[Items from a data source]
○ ○ ○

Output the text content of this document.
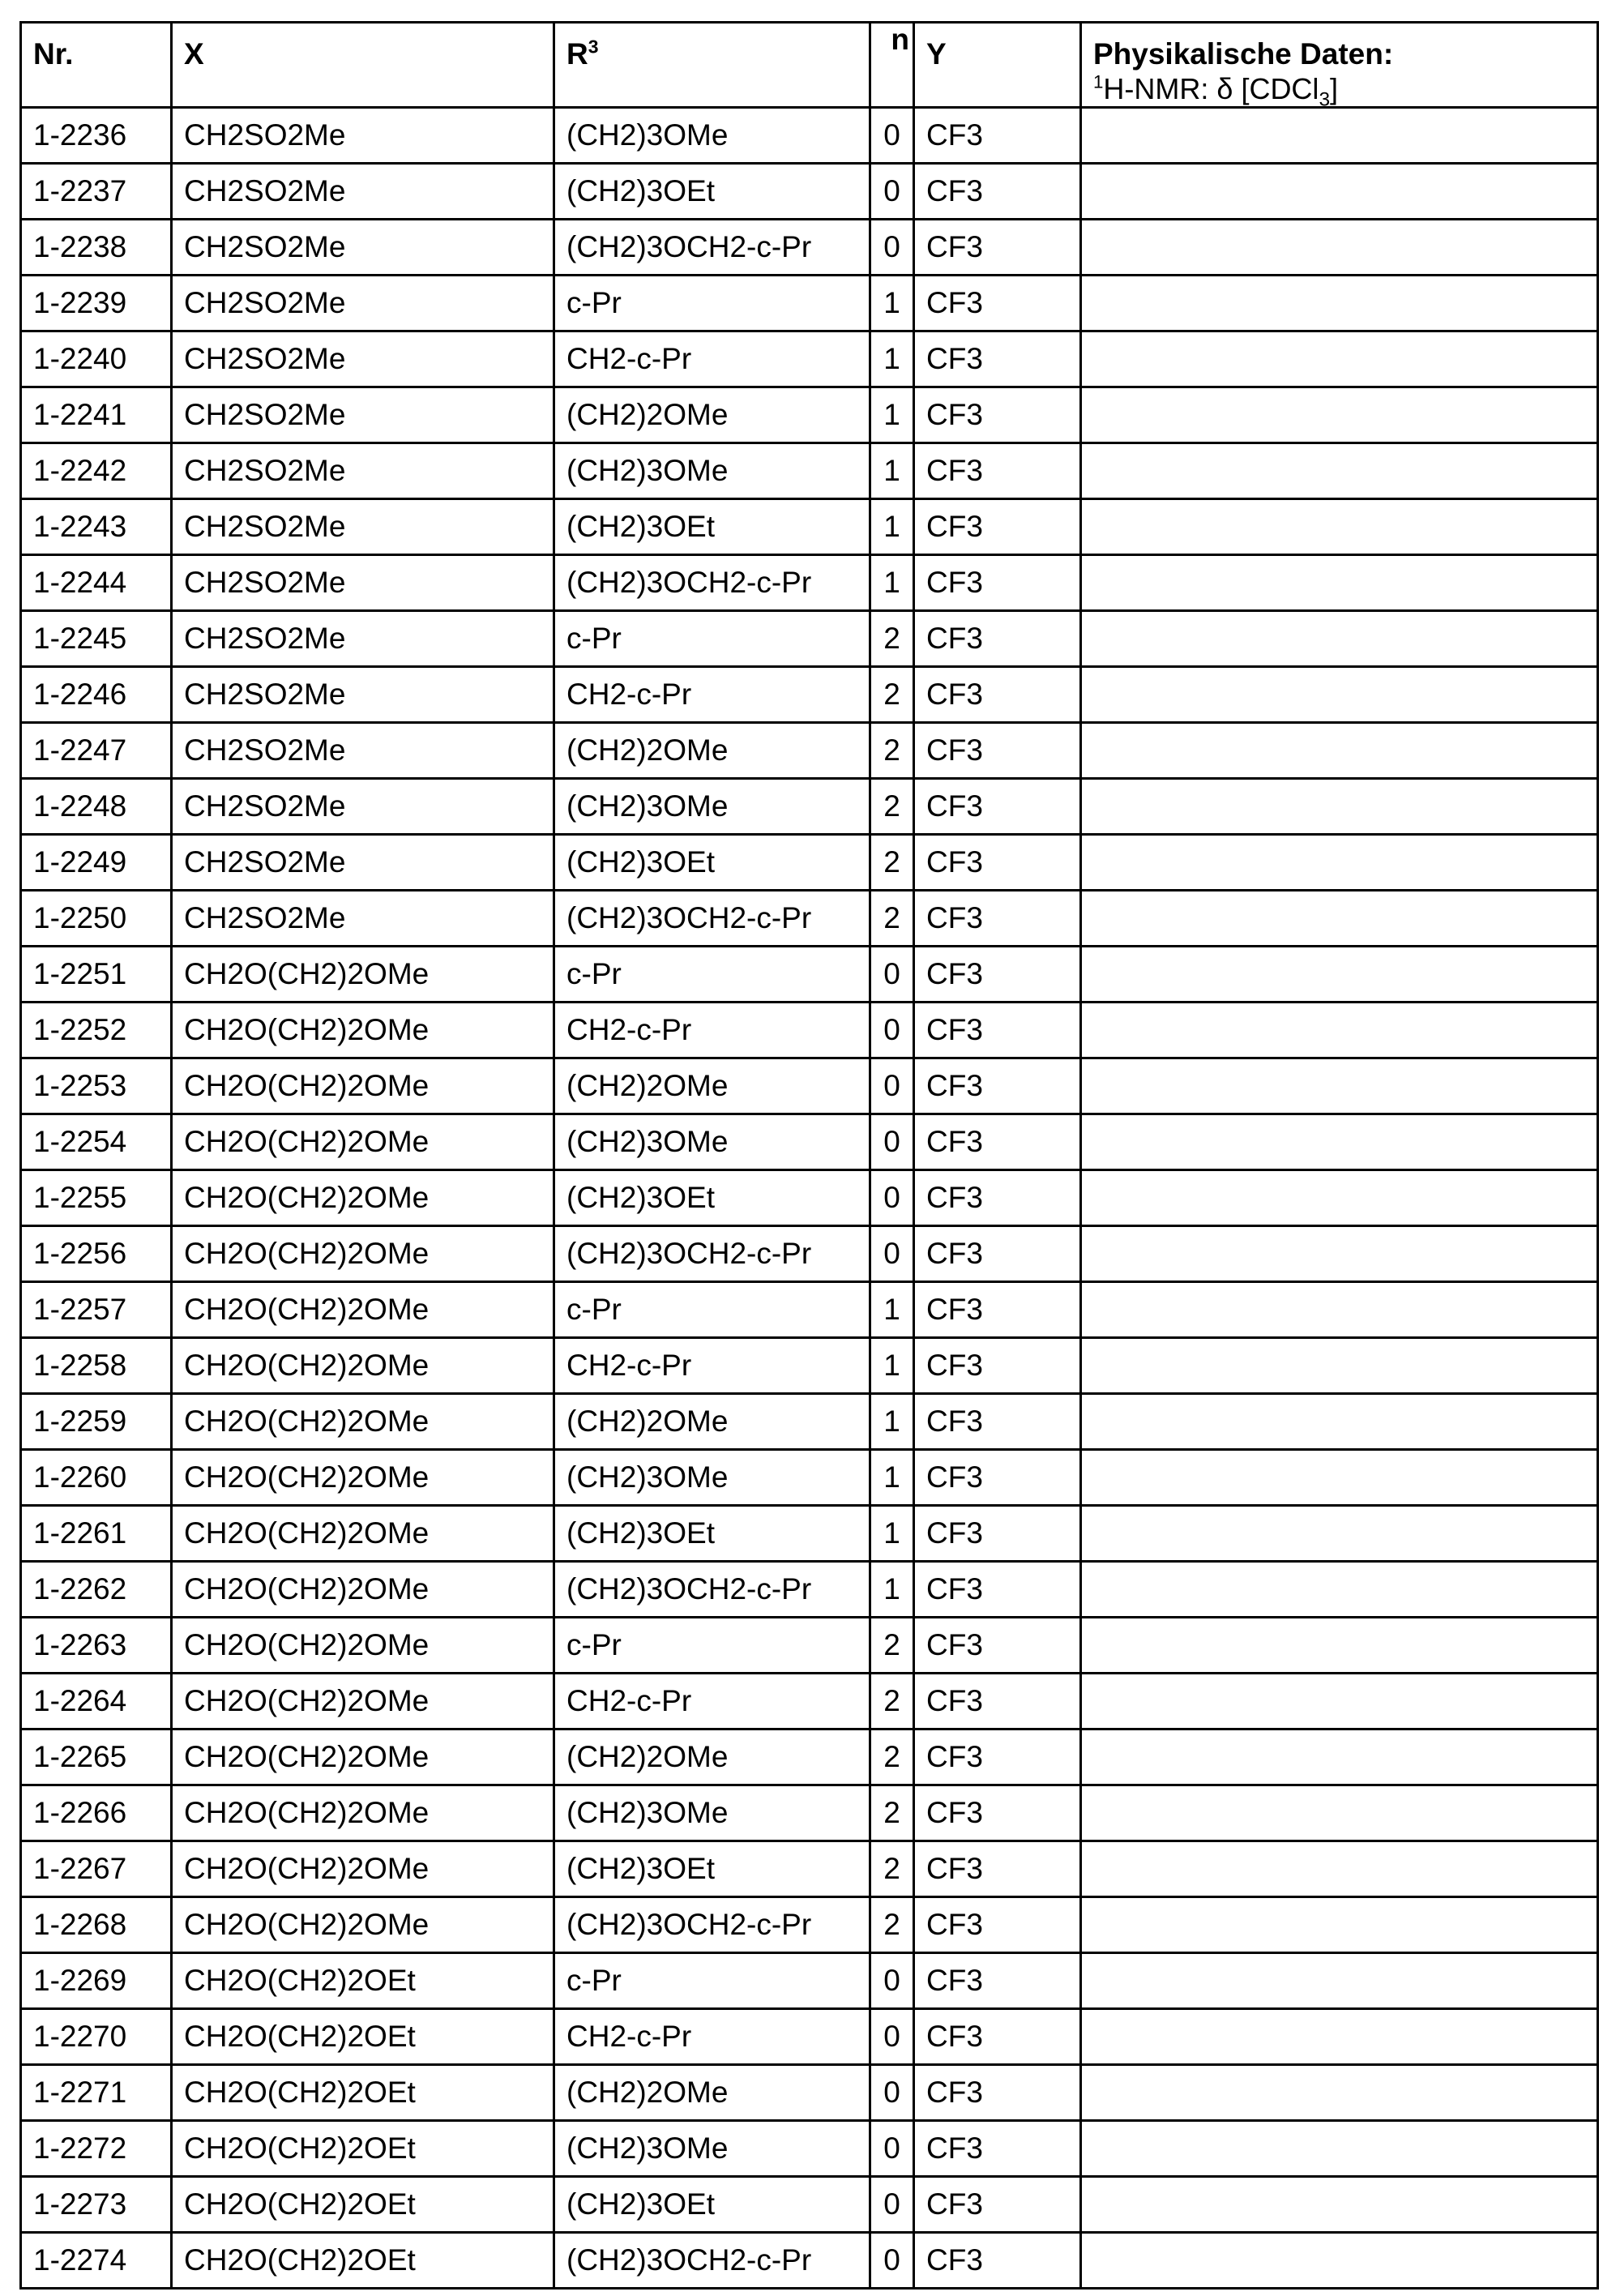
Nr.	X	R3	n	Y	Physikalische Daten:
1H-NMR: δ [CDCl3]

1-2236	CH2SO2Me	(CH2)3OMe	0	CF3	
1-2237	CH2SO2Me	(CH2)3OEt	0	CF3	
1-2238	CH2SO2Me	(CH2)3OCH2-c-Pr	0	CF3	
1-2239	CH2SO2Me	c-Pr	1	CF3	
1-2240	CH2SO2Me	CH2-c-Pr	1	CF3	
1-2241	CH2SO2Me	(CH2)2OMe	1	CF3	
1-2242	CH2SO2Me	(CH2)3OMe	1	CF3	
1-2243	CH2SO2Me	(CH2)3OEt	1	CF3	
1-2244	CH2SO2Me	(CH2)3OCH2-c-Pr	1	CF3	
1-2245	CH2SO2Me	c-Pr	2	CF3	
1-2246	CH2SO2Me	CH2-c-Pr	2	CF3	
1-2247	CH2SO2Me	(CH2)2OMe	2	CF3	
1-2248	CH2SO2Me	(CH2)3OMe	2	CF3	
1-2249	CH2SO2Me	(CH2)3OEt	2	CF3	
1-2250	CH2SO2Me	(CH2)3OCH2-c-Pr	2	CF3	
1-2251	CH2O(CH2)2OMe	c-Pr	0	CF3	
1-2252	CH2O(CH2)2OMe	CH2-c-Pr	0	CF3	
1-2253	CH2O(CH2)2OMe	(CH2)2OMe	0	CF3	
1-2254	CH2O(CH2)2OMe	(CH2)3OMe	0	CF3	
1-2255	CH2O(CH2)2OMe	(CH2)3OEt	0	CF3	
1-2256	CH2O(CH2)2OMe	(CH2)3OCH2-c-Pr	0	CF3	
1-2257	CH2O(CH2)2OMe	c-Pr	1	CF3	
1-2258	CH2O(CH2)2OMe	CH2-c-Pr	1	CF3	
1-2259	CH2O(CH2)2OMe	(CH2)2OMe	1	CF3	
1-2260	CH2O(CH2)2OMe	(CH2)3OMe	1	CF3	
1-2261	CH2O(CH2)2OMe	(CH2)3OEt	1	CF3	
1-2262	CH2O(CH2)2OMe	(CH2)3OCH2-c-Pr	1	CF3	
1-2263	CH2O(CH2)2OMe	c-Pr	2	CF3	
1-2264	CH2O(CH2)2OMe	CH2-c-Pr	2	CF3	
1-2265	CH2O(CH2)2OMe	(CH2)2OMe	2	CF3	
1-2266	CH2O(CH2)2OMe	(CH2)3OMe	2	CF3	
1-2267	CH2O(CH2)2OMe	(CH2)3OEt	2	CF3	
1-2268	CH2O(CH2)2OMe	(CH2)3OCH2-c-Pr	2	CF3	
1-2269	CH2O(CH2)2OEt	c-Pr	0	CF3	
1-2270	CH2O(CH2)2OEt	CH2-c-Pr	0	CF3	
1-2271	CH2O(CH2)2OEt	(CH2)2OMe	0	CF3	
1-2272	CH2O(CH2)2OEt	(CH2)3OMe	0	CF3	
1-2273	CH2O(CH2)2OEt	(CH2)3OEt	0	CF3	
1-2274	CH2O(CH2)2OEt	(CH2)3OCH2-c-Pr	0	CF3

○ ○ ○

● TASK DETAILS:
Make an exact reproduction of the listing above, without any pictures.

● ANSWER TO THE TASK:
Output the text content of this document.
Nr.	X	R3	n	Y	Physikalische Daten:
1H-NMR: δ [CDCl3]

1-2236	CH2SO2Me	(CH2)3OMe	0	CF3	
1-2237	CH2SO2Me	(CH2)3OEt	0	CF3	
1-2238	CH2SO2Me	(CH2)3OCH2-c-Pr	0	CF3	
1-2239	CH2SO2Me	c-Pr	1	CF3	
1-2240	CH2SO2Me	CH2-c-Pr	1	CF3	
1-2241	CH2SO2Me	(CH2)2OMe	1	CF3	
1-2242	CH2SO2Me	(CH2)3OMe	1	CF3	
1-2243	CH2SO2Me	(CH2)3OEt	1	CF3	
1-2244	CH2SO2Me	(CH2)3OCH2-c-Pr	1	CF3	
1-2245	CH2SO2Me	c-Pr	2	CF3	
1-2246	CH2SO2Me	CH2-c-Pr	2	CF3	
1-2247	CH2SO2Me	(CH2)2OMe	2	CF3	
1-2248	CH2SO2Me	(CH2)3OMe	2	CF3	
1-2249	CH2SO2Me	(CH2)3OEt	2	CF3	
1-2250	CH2SO2Me	(CH2)3OCH2-c-Pr	2	CF3	
1-2251	CH2O(CH2)2OMe	c-Pr	0	CF3	
1-2252	CH2O(CH2)2OMe	CH2-c-Pr	0	CF3	
1-2253	CH2O(CH2)2OMe	(CH2)2OMe	0	CF3	
1-2254	CH2O(CH2)2OMe	(CH2)3OMe	0	CF3	
1-2255	CH2O(CH2)2OMe	(CH2)3OEt	0	CF3	
1-2256	CH2O(CH2)2OMe	(CH2)3OCH2-c-Pr	0	CF3	
1-2257	CH2O(CH2)2OMe	c-Pr	1	CF3	
1-2258	CH2O(CH2)2OMe	CH2-c-Pr	1	CF3	
1-2259	CH2O(CH2)2OMe	(CH2)2OMe	1	CF3	
1-2260	CH2O(CH2)2OMe	(CH2)3OMe	1	CF3	
1-2261	CH2O(CH2)2OMe	(CH2)3OEt	1	CF3	
1-2262	CH2O(CH2)2OMe	(CH2)3OCH2-c-Pr	1	CF3	
1-2263	CH2O(CH2)2OMe	c-Pr	2	CF3	
1-2264	CH2O(CH2)2OMe	CH2-c-Pr	2	CF3	
1-2265	CH2O(CH2)2OMe	(CH2)2OMe	2	CF3	
1-2266	CH2O(CH2)2OMe	(CH2)3OMe	2	CF3	
1-2267	CH2O(CH2)2OMe	(CH2)3OEt	2	CF3	
1-2268	CH2O(CH2)2OMe	(CH2)3OCH2-c-Pr	2	CF3	
1-2269	CH2O(CH2)2OEt	c-Pr	0	CF3	
1-2270	CH2O(CH2)2OEt	CH2-c-Pr	0	CF3	
1-2271	CH2O(CH2)2OEt	(CH2)2OMe	0	CF3	
1-2272	CH2O(CH2)2OEt	(CH2)3OMe	0	CF3	
1-2273	CH2O(CH2)2OEt	(CH2)3OEt	0	CF3	
1-2274	CH2O(CH2)2OEt	(CH2)3OCH2-c-Pr	0	CF3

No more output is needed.